Give the count of lines that include the string "this". Add nothing to it.
# # # #
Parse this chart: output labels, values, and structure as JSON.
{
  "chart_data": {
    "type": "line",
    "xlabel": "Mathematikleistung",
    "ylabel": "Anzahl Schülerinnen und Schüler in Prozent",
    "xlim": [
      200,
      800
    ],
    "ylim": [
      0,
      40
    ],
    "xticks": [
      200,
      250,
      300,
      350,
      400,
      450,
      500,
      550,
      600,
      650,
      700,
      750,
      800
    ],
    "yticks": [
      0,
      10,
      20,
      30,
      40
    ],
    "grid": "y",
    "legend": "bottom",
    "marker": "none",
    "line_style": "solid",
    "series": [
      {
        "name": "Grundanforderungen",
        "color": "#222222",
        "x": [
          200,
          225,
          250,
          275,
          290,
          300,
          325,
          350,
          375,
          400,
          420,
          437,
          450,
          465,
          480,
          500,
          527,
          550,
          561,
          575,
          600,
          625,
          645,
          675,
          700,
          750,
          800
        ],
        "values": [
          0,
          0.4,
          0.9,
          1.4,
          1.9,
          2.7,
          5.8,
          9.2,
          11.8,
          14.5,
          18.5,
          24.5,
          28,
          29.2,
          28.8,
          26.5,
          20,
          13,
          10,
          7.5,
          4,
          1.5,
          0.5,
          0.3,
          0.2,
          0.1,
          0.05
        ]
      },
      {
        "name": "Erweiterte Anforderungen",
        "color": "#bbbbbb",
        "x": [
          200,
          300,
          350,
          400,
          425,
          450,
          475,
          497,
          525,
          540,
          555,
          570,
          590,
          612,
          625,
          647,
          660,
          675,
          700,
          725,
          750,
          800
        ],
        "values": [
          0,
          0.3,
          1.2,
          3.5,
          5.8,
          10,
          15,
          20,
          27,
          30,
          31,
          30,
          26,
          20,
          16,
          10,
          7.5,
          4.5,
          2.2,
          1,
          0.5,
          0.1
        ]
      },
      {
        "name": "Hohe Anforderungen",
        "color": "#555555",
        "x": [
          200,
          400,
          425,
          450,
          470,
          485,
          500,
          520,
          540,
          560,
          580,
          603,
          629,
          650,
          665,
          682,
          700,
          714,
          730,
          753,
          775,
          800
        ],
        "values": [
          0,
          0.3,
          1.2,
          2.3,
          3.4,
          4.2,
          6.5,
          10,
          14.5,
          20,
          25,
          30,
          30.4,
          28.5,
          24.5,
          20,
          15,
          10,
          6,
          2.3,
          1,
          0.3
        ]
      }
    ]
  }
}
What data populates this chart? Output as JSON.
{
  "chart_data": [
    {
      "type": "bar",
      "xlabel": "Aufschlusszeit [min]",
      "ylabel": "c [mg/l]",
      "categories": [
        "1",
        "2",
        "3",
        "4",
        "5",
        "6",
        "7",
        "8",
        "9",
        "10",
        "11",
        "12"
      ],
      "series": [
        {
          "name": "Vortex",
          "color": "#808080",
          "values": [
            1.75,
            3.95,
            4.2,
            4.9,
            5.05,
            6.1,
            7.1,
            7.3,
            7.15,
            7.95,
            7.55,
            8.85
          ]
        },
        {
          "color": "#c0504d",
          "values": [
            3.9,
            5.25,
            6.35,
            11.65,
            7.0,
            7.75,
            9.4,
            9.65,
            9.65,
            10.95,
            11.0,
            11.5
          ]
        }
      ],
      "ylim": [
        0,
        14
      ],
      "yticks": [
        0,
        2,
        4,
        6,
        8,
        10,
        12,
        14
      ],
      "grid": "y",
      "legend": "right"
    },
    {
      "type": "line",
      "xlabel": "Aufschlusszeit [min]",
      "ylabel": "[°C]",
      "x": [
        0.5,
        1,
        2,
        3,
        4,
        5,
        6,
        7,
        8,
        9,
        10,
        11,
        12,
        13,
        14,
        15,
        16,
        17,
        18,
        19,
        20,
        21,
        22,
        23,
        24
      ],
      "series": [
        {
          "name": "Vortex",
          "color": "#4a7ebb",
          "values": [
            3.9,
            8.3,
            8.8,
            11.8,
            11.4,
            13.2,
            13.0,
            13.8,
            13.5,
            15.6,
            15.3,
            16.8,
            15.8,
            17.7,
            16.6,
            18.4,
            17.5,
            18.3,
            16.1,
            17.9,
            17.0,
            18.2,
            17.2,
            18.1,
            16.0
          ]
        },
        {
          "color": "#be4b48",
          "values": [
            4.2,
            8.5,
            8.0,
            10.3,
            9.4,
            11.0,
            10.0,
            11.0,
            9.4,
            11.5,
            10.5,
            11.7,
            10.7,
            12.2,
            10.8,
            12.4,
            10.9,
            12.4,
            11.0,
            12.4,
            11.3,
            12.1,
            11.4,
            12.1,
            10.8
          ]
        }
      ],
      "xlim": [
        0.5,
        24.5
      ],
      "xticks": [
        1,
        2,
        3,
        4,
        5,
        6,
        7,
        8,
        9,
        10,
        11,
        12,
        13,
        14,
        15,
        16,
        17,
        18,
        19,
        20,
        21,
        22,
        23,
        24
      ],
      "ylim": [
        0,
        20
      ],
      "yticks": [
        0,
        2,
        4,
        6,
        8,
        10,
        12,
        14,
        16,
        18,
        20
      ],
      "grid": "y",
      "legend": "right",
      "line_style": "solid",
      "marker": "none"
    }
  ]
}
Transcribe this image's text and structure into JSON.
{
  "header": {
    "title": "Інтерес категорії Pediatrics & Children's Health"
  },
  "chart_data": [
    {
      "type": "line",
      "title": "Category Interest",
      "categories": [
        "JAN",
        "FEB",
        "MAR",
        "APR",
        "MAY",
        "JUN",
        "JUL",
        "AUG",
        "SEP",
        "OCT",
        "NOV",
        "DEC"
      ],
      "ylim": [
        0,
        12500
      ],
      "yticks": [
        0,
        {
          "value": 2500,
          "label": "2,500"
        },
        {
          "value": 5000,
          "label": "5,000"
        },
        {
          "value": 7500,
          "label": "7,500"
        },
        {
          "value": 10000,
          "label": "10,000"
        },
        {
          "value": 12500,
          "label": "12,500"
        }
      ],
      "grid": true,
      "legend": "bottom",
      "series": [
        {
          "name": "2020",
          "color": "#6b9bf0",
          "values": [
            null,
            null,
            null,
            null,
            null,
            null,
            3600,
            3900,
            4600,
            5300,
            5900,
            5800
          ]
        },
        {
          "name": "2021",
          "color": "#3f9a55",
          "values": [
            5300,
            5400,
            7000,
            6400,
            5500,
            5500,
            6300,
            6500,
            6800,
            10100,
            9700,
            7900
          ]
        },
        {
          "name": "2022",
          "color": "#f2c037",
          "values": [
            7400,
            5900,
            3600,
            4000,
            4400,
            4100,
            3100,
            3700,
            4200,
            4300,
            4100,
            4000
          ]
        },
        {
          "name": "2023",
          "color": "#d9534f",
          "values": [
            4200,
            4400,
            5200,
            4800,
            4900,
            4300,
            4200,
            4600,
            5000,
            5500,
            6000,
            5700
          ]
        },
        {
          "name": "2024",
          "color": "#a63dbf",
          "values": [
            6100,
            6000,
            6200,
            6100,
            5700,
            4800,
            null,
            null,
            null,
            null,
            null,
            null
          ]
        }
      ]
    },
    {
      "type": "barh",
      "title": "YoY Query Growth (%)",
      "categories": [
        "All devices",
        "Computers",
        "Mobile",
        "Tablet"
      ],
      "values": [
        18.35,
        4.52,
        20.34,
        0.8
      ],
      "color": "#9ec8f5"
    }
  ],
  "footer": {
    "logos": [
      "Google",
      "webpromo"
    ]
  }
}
# # # #
■ **Answer to the problem**
3